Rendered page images
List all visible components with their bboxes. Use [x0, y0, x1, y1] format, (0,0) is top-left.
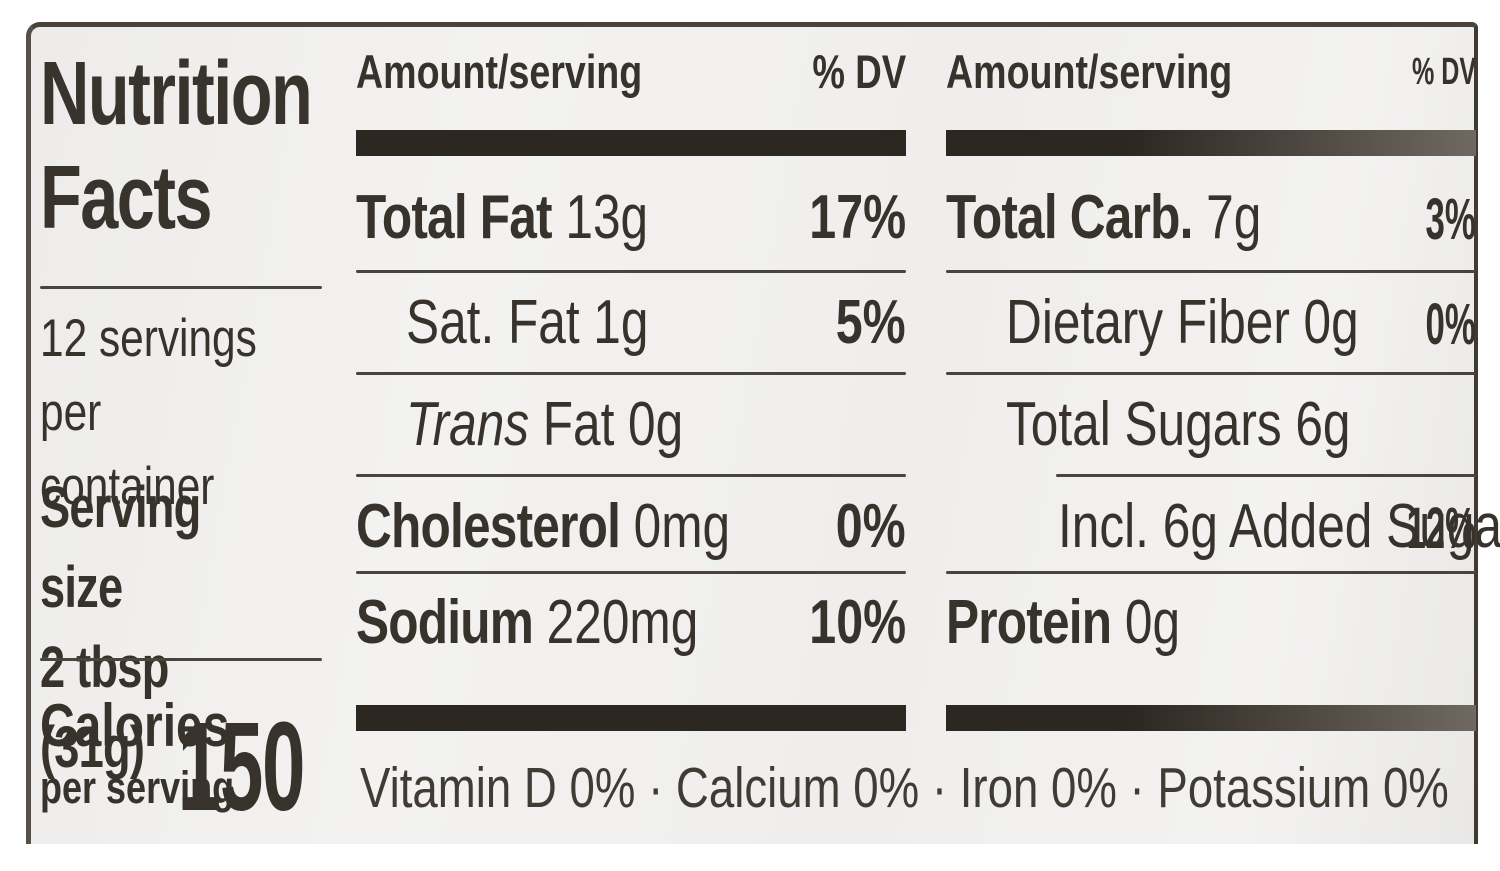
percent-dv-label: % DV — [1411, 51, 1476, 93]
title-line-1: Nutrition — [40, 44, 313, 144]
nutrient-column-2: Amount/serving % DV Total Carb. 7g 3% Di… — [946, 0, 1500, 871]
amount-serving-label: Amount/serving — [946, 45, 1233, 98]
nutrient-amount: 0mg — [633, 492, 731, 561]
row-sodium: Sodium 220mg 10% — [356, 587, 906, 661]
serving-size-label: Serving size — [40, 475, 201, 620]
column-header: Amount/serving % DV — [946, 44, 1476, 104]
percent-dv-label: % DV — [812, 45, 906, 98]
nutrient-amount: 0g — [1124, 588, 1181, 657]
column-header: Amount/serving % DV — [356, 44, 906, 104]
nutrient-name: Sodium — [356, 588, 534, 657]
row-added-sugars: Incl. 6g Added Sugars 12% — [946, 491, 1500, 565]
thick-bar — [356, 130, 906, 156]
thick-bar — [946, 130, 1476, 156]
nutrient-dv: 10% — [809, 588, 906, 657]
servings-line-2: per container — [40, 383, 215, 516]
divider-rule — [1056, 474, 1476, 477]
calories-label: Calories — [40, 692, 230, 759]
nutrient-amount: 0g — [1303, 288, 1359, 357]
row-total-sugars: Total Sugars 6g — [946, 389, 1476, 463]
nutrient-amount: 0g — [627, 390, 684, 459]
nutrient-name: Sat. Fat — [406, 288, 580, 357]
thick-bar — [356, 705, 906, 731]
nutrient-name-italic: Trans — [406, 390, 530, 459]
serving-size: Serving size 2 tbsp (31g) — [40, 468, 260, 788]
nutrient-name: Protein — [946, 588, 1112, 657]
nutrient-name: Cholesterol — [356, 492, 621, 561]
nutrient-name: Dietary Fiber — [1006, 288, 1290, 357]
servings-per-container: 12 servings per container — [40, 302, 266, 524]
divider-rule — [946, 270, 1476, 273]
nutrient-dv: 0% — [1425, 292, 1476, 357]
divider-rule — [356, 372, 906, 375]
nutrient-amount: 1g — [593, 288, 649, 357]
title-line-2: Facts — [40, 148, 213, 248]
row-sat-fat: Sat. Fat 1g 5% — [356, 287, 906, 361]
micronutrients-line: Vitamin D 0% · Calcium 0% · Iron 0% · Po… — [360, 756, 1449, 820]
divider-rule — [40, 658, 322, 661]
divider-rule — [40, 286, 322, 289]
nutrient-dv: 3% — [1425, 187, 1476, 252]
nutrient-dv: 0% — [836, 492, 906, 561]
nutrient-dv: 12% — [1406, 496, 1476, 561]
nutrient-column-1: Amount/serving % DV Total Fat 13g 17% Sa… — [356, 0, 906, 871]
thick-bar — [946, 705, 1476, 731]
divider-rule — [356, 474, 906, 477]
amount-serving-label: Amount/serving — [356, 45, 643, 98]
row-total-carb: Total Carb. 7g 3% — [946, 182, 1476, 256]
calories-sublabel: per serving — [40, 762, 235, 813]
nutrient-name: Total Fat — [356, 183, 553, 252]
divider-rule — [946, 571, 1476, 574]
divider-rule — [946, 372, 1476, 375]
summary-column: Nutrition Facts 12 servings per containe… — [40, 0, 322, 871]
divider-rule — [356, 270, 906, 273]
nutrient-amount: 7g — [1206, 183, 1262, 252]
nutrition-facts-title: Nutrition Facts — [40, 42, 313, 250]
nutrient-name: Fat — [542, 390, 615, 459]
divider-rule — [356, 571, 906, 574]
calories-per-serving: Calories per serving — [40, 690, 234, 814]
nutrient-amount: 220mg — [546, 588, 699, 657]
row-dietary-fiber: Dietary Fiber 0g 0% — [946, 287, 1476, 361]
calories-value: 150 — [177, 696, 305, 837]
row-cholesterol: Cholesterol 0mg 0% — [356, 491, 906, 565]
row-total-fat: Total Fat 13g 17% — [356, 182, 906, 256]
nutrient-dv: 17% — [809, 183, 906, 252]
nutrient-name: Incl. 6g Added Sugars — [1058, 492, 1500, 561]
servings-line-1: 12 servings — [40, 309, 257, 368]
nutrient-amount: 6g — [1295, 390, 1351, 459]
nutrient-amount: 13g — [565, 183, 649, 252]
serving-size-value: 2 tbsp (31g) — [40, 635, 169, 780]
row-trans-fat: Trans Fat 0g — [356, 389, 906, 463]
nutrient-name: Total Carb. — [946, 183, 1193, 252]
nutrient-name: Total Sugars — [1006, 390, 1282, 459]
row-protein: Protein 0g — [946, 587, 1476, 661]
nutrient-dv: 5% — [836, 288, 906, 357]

Directions for this task: Please set the data above down exactly, with the pictures removed.

Exercise response:
List all visible components with their bboxes. Use [x0, y0, x1, y1] format, (0,0) is top-left.
percent-dv-label: % DV — [1411, 51, 1476, 93]
title-line-1: Nutrition — [40, 44, 313, 144]
nutrient-column-2: Amount/serving % DV Total Carb. 7g 3% Di… — [946, 0, 1500, 871]
amount-serving-label: Amount/serving — [946, 45, 1233, 98]
nutrient-amount: 0mg — [633, 492, 731, 561]
row-sodium: Sodium 220mg 10% — [356, 587, 906, 661]
serving-size-label: Serving size — [40, 475, 201, 620]
column-header: Amount/serving % DV — [946, 44, 1476, 104]
percent-dv-label: % DV — [812, 45, 906, 98]
nutrient-amount: 0g — [1124, 588, 1181, 657]
column-header: Amount/serving % DV — [356, 44, 906, 104]
nutrient-name: Sodium — [356, 588, 534, 657]
row-added-sugars: Incl. 6g Added Sugars 12% — [946, 491, 1500, 565]
thick-bar — [356, 130, 906, 156]
thick-bar — [946, 130, 1476, 156]
nutrient-dv: 10% — [809, 588, 906, 657]
servings-line-2: per container — [40, 383, 215, 516]
divider-rule — [1056, 474, 1476, 477]
calories-label: Calories — [40, 692, 230, 759]
nutrient-amount: 0g — [1303, 288, 1359, 357]
row-total-sugars: Total Sugars 6g — [946, 389, 1476, 463]
nutrient-amount: 0g — [627, 390, 684, 459]
nutrient-name: Sat. Fat — [406, 288, 580, 357]
thick-bar — [356, 705, 906, 731]
nutrient-name-italic: Trans — [406, 390, 530, 459]
serving-size: Serving size 2 tbsp (31g) — [40, 468, 260, 788]
nutrient-name: Protein — [946, 588, 1112, 657]
nutrient-name: Cholesterol — [356, 492, 621, 561]
nutrient-name: Dietary Fiber — [1006, 288, 1290, 357]
servings-per-container: 12 servings per container — [40, 302, 266, 524]
divider-rule — [946, 270, 1476, 273]
nutrient-dv: 0% — [1425, 292, 1476, 357]
divider-rule — [356, 372, 906, 375]
nutrient-amount: 1g — [593, 288, 649, 357]
title-line-2: Facts — [40, 148, 213, 248]
row-sat-fat: Sat. Fat 1g 5% — [356, 287, 906, 361]
micronutrients-line: Vitamin D 0% · Calcium 0% · Iron 0% · Po… — [360, 756, 1449, 820]
divider-rule — [40, 658, 322, 661]
divider-rule — [40, 286, 322, 289]
nutrient-dv: 3% — [1425, 187, 1476, 252]
nutrient-dv: 0% — [836, 492, 906, 561]
nutrient-dv: 12% — [1406, 496, 1476, 561]
nutrient-column-1: Amount/serving % DV Total Fat 13g 17% Sa… — [356, 0, 906, 871]
thick-bar — [946, 705, 1476, 731]
divider-rule — [356, 474, 906, 477]
amount-serving-label: Amount/serving — [356, 45, 643, 98]
row-total-carb: Total Carb. 7g 3% — [946, 182, 1476, 256]
calories-sublabel: per serving — [40, 762, 235, 813]
nutrient-name: Total Fat — [356, 183, 553, 252]
divider-rule — [946, 571, 1476, 574]
divider-rule — [946, 372, 1476, 375]
summary-column: Nutrition Facts 12 servings per containe… — [40, 0, 322, 871]
divider-rule — [356, 270, 906, 273]
nutrient-amount: 7g — [1206, 183, 1262, 252]
nutrition-facts-title: Nutrition Facts — [40, 42, 313, 250]
nutrient-name: Fat — [542, 390, 615, 459]
divider-rule — [356, 571, 906, 574]
calories-per-serving: Calories per serving — [40, 690, 234, 814]
nutrient-amount: 220mg — [546, 588, 699, 657]
row-dietary-fiber: Dietary Fiber 0g 0% — [946, 287, 1476, 361]
calories-value: 150 — [177, 696, 305, 837]
row-cholesterol: Cholesterol 0mg 0% — [356, 491, 906, 565]
row-total-fat: Total Fat 13g 17% — [356, 182, 906, 256]
nutrient-dv: 17% — [809, 183, 906, 252]
nutrient-name: Incl. 6g Added Sugars — [1058, 492, 1500, 561]
servings-line-1: 12 servings — [40, 309, 257, 368]
nutrient-amount: 6g — [1295, 390, 1351, 459]
nutrient-amount: 13g — [565, 183, 649, 252]
serving-size-value: 2 tbsp (31g) — [40, 635, 169, 780]
row-trans-fat: Trans Fat 0g — [356, 389, 906, 463]
nutrient-name: Total Carb. — [946, 183, 1193, 252]
nutrient-name: Total Sugars — [1006, 390, 1282, 459]
row-protein: Protein 0g — [946, 587, 1476, 661]
nutrient-dv: 5% — [836, 288, 906, 357]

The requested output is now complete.